>> START Input material

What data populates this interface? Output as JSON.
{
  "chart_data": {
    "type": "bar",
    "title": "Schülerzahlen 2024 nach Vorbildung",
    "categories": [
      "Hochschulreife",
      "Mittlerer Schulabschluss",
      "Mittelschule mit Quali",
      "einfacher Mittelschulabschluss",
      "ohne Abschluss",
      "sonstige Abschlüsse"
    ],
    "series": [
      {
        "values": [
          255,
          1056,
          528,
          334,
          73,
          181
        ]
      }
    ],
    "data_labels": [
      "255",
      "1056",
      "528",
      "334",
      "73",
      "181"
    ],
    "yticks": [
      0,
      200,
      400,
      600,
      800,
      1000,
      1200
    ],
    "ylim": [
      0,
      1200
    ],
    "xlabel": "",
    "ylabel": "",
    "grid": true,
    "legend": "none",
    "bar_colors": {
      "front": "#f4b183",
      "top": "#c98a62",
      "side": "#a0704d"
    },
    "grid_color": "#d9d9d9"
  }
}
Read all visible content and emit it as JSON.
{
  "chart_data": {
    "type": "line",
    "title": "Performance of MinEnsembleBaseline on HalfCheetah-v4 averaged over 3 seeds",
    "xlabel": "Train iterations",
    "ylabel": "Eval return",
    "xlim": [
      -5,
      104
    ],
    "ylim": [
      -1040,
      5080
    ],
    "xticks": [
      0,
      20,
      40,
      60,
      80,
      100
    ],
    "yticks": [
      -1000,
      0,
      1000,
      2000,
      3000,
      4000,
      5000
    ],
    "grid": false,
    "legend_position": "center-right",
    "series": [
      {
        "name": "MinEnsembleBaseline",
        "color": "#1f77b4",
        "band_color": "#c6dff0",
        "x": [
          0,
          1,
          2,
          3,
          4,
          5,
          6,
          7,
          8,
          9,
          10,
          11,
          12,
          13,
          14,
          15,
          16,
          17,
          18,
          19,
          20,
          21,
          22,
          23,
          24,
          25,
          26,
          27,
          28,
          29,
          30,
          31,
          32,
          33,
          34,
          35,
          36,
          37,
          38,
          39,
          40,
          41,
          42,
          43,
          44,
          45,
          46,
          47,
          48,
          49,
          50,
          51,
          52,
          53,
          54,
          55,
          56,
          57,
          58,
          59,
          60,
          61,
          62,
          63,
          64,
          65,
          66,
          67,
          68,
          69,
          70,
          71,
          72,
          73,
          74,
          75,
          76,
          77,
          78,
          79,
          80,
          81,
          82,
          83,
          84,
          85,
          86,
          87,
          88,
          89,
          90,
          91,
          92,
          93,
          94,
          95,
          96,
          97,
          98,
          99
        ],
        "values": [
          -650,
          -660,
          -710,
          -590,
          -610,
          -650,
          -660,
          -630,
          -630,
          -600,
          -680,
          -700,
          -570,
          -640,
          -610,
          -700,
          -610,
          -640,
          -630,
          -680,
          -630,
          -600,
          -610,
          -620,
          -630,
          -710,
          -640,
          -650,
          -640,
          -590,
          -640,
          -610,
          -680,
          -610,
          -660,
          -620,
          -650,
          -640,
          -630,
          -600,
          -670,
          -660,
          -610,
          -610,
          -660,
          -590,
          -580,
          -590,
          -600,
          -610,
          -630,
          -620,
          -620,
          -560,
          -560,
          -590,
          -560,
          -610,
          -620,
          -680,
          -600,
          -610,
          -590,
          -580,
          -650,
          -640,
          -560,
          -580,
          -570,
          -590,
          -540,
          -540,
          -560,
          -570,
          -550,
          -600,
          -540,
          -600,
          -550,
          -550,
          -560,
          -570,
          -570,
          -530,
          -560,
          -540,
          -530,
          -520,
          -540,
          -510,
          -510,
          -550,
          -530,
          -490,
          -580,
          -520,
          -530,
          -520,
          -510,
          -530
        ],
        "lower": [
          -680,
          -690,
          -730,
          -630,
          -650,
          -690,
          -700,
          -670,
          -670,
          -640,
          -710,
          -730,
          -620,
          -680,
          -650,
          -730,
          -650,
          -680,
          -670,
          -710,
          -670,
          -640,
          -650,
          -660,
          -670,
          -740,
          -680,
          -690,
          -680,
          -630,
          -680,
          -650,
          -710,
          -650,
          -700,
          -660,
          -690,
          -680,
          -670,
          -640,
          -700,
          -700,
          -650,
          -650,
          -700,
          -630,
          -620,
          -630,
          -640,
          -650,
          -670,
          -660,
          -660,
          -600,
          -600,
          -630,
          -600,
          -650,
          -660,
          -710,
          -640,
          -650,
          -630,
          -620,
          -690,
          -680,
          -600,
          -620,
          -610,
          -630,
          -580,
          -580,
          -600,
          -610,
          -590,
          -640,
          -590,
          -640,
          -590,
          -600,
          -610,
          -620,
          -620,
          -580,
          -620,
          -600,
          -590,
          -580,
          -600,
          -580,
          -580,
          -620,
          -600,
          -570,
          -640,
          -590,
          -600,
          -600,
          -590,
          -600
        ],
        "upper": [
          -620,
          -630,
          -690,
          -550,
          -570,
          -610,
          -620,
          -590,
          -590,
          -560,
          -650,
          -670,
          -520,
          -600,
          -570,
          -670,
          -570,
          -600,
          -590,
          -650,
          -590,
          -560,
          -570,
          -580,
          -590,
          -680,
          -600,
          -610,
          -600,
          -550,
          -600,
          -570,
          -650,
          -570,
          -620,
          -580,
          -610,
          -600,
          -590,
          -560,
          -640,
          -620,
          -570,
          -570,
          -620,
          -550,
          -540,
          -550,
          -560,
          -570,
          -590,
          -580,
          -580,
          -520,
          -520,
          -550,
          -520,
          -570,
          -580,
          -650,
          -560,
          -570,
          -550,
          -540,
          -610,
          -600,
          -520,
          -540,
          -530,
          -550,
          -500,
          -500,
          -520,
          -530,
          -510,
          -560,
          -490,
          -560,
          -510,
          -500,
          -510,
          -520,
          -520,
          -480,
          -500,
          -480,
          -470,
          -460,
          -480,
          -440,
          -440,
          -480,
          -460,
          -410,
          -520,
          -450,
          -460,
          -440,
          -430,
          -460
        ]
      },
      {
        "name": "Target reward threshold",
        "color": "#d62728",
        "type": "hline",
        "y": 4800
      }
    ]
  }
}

>> END Input material

Every entry needs to be retyped exactly.

What data populates this interface? Output as JSON.
{
  "chart_data": {
    "type": "bar",
    "title": "Schülerzahlen 2024 nach Vorbildung",
    "categories": [
      "Hochschulreife",
      "Mittlerer Schulabschluss",
      "Mittelschule mit Quali",
      "einfacher Mittelschulabschluss",
      "ohne Abschluss",
      "sonstige Abschlüsse"
    ],
    "series": [
      {
        "values": [
          255,
          1056,
          528,
          334,
          73,
          181
        ]
      }
    ],
    "data_labels": [
      "255",
      "1056",
      "528",
      "334",
      "73",
      "181"
    ],
    "yticks": [
      0,
      200,
      400,
      600,
      800,
      1000,
      1200
    ],
    "ylim": [
      0,
      1200
    ],
    "xlabel": "",
    "ylabel": "",
    "grid": true,
    "legend": "none",
    "bar_colors": {
      "front": "#f4b183",
      "top": "#c98a62",
      "side": "#a0704d"
    },
    "grid_color": "#d9d9d9"
  }
}
Read all visible content and emit it as JSON.
{
  "chart_data": {
    "type": "line",
    "title": "Performance of MinEnsembleBaseline on HalfCheetah-v4 averaged over 3 seeds",
    "xlabel": "Train iterations",
    "ylabel": "Eval return",
    "xlim": [
      -5,
      104
    ],
    "ylim": [
      -1040,
      5080
    ],
    "xticks": [
      0,
      20,
      40,
      60,
      80,
      100
    ],
    "yticks": [
      -1000,
      0,
      1000,
      2000,
      3000,
      4000,
      5000
    ],
    "grid": false,
    "legend_position": "center-right",
    "series": [
      {
        "name": "MinEnsembleBaseline",
        "color": "#1f77b4",
        "band_color": "#c6dff0",
        "x": [
          0,
          1,
          2,
          3,
          4,
          5,
          6,
          7,
          8,
          9,
          10,
          11,
          12,
          13,
          14,
          15,
          16,
          17,
          18,
          19,
          20,
          21,
          22,
          23,
          24,
          25,
          26,
          27,
          28,
          29,
          30,
          31,
          32,
          33,
          34,
          35,
          36,
          37,
          38,
          39,
          40,
          41,
          42,
          43,
          44,
          45,
          46,
          47,
          48,
          49,
          50,
          51,
          52,
          53,
          54,
          55,
          56,
          57,
          58,
          59,
          60,
          61,
          62,
          63,
          64,
          65,
          66,
          67,
          68,
          69,
          70,
          71,
          72,
          73,
          74,
          75,
          76,
          77,
          78,
          79,
          80,
          81,
          82,
          83,
          84,
          85,
          86,
          87,
          88,
          89,
          90,
          91,
          92,
          93,
          94,
          95,
          96,
          97,
          98,
          99
        ],
        "values": [
          -650,
          -660,
          -710,
          -590,
          -610,
          -650,
          -660,
          -630,
          -630,
          -600,
          -680,
          -700,
          -570,
          -640,
          -610,
          -700,
          -610,
          -640,
          -630,
          -680,
          -630,
          -600,
          -610,
          -620,
          -630,
          -710,
          -640,
          -650,
          -640,
          -590,
          -640,
          -610,
          -680,
          -610,
          -660,
          -620,
          -650,
          -640,
          -630,
          -600,
          -670,
          -660,
          -610,
          -610,
          -660,
          -590,
          -580,
          -590,
          -600,
          -610,
          -630,
          -620,
          -620,
          -560,
          -560,
          -590,
          -560,
          -610,
          -620,
          -680,
          -600,
          -610,
          -590,
          -580,
          -650,
          -640,
          -560,
          -580,
          -570,
          -590,
          -540,
          -540,
          -560,
          -570,
          -550,
          -600,
          -540,
          -600,
          -550,
          -550,
          -560,
          -570,
          -570,
          -530,
          -560,
          -540,
          -530,
          -520,
          -540,
          -510,
          -510,
          -550,
          -530,
          -490,
          -580,
          -520,
          -530,
          -520,
          -510,
          -530
        ],
        "lower": [
          -680,
          -690,
          -730,
          -630,
          -650,
          -690,
          -700,
          -670,
          -670,
          -640,
          -710,
          -730,
          -620,
          -680,
          -650,
          -730,
          -650,
          -680,
          -670,
          -710,
          -670,
          -640,
          -650,
          -660,
          -670,
          -740,
          -680,
          -690,
          -680,
          -630,
          -680,
          -650,
          -710,
          -650,
          -700,
          -660,
          -690,
          -680,
          -670,
          -640,
          -700,
          -700,
          -650,
          -650,
          -700,
          -630,
          -620,
          -630,
          -640,
          -650,
          -670,
          -660,
          -660,
          -600,
          -600,
          -630,
          -600,
          -650,
          -660,
          -710,
          -640,
          -650,
          -630,
          -620,
          -690,
          -680,
          -600,
          -620,
          -610,
          -630,
          -580,
          -580,
          -600,
          -610,
          -590,
          -640,
          -590,
          -640,
          -590,
          -600,
          -610,
          -620,
          -620,
          -580,
          -620,
          -600,
          -590,
          -580,
          -600,
          -580,
          -580,
          -620,
          -600,
          -570,
          -640,
          -590,
          -600,
          -600,
          -590,
          -600
        ],
        "upper": [
          -620,
          -630,
          -690,
          -550,
          -570,
          -610,
          -620,
          -590,
          -590,
          -560,
          -650,
          -670,
          -520,
          -600,
          -570,
          -670,
          -570,
          -600,
          -590,
          -650,
          -590,
          -560,
          -570,
          -580,
          -590,
          -680,
          -600,
          -610,
          -600,
          -550,
          -600,
          -570,
          -650,
          -570,
          -620,
          -580,
          -610,
          -600,
          -590,
          -560,
          -640,
          -620,
          -570,
          -570,
          -620,
          -550,
          -540,
          -550,
          -560,
          -570,
          -590,
          -580,
          -580,
          -520,
          -520,
          -550,
          -520,
          -570,
          -580,
          -650,
          -560,
          -570,
          -550,
          -540,
          -610,
          -600,
          -520,
          -540,
          -530,
          -550,
          -500,
          -500,
          -520,
          -530,
          -510,
          -560,
          -490,
          -560,
          -510,
          -500,
          -510,
          -520,
          -520,
          -480,
          -500,
          -480,
          -470,
          -460,
          -480,
          -440,
          -440,
          -480,
          -460,
          -410,
          -520,
          -450,
          -460,
          -440,
          -430,
          -460
        ]
      },
      {
        "name": "Target reward threshold",
        "color": "#d62728",
        "type": "hline",
        "y": 4800
      }
    ]
  }
}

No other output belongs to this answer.